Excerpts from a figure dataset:
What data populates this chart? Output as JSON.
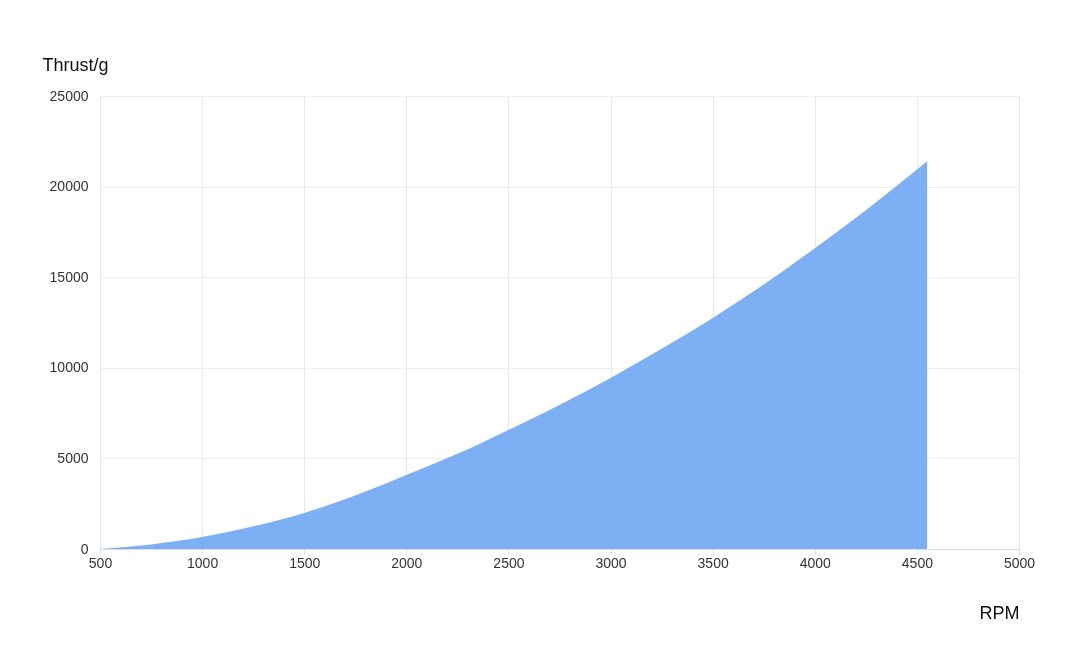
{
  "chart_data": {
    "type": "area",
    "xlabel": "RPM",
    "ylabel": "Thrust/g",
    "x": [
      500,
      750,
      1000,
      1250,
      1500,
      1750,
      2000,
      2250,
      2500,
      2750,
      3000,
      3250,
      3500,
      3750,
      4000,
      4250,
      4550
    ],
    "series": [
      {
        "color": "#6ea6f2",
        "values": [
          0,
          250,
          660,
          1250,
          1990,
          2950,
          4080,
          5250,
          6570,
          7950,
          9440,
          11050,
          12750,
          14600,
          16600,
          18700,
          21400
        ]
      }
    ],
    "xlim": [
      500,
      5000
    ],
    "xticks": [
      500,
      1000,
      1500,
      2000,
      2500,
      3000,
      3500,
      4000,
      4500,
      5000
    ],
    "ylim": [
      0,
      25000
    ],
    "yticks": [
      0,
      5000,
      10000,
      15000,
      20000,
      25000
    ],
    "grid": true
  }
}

* * *

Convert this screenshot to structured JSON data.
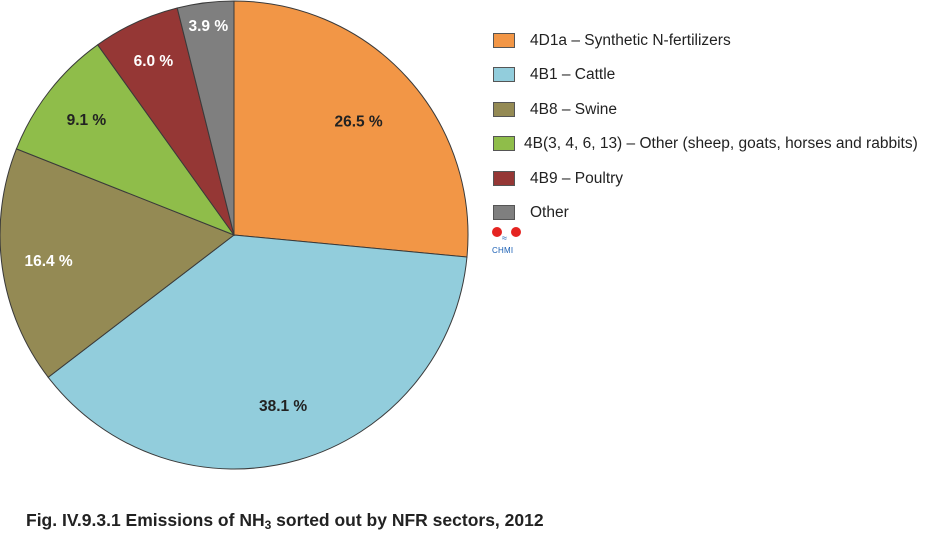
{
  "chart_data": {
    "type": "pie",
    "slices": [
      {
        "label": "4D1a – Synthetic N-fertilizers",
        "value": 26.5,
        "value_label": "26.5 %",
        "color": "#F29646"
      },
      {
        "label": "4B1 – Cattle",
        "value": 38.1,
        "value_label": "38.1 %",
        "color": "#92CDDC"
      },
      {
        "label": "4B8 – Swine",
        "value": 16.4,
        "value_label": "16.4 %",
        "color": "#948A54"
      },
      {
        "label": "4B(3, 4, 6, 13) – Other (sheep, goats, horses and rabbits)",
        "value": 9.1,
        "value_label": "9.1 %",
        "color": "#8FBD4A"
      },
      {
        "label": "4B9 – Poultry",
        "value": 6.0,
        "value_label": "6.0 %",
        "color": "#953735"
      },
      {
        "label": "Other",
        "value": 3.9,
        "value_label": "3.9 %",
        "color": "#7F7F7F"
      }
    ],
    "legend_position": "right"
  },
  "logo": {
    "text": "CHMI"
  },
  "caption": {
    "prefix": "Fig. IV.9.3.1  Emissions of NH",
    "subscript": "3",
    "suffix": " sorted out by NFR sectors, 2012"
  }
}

# [Work to be completed]
In the records shown above, how many lines include the word "color"? Answer with the number only.

# [Exercise response]
7